----- Records for this exercise

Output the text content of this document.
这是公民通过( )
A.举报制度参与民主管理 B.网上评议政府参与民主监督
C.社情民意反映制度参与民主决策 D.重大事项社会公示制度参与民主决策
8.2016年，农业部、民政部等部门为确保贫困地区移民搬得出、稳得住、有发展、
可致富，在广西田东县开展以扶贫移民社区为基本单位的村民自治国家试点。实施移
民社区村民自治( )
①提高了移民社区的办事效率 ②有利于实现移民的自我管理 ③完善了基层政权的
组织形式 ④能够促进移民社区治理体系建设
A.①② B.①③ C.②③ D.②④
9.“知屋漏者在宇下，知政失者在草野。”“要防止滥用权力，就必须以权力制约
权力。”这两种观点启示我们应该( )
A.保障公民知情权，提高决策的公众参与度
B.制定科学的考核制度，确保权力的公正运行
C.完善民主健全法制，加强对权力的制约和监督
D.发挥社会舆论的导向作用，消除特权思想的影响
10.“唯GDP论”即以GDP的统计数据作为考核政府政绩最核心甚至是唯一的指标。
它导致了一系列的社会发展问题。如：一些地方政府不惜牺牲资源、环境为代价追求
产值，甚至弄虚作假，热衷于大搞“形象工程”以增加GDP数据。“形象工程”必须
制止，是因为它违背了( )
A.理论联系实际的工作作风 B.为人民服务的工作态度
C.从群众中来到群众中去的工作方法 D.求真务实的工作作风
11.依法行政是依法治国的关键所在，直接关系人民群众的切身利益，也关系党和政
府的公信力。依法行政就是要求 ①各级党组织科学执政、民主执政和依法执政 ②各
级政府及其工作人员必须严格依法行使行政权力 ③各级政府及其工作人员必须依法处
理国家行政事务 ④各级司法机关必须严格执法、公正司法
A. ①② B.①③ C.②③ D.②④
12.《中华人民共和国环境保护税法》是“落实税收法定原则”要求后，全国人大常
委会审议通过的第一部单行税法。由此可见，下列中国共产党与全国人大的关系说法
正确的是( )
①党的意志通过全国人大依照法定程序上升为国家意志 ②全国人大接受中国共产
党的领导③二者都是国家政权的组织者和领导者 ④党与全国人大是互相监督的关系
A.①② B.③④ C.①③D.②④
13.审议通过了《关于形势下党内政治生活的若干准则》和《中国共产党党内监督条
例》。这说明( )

----------

**Problem**: Extract the full listing and reproduce each line exactly.

**Finished answer**:
Output the text content of this document.
这是公民通过( )
A.举报制度参与民主管理 B.网上评议政府参与民主监督
C.社情民意反映制度参与民主决策 D.重大事项社会公示制度参与民主决策
8.2016年，农业部、民政部等部门为确保贫困地区移民搬得出、稳得住、有发展、
可致富，在广西田东县开展以扶贫移民社区为基本单位的村民自治国家试点。实施移
民社区村民自治( )
①提高了移民社区的办事效率 ②有利于实现移民的自我管理 ③完善了基层政权的
组织形式 ④能够促进移民社区治理体系建设
A.①② B.①③ C.②③ D.②④
9.“知屋漏者在宇下，知政失者在草野。”“要防止滥用权力，就必须以权力制约
权力。”这两种观点启示我们应该( )
A.保障公民知情权，提高决策的公众参与度
B.制定科学的考核制度，确保权力的公正运行
C.完善民主健全法制，加强对权力的制约和监督
D.发挥社会舆论的导向作用，消除特权思想的影响
10.“唯GDP论”即以GDP的统计数据作为考核政府政绩最核心甚至是唯一的指标。
它导致了一系列的社会发展问题。如：一些地方政府不惜牺牲资源、环境为代价追求
产值，甚至弄虚作假，热衷于大搞“形象工程”以增加GDP数据。“形象工程”必须
制止，是因为它违背了( )
A.理论联系实际的工作作风 B.为人民服务的工作态度
C.从群众中来到群众中去的工作方法 D.求真务实的工作作风
11.依法行政是依法治国的关键所在，直接关系人民群众的切身利益，也关系党和政
府的公信力。依法行政就是要求 ①各级党组织科学执政、民主执政和依法执政 ②各
级政府及其工作人员必须严格依法行使行政权力 ③各级政府及其工作人员必须依法处
理国家行政事务 ④各级司法机关必须严格执法、公正司法
A. ①② B.①③ C.②③ D.②④
12.《中华人民共和国环境保护税法》是“落实税收法定原则”要求后，全国人大常
委会审议通过的第一部单行税法。由此可见，下列中国共产党与全国人大的关系说法
正确的是( )
①党的意志通过全国人大依照法定程序上升为国家意志 ②全国人大接受中国共产
党的领导③二者都是国家政权的组织者和领导者 ④党与全国人大是互相监督的关系
A.①② B.③④ C.①③D.②④
13.审议通过了《关于形势下党内政治生活的若干准则》和《中国共产党党内监督条
例》。这说明( )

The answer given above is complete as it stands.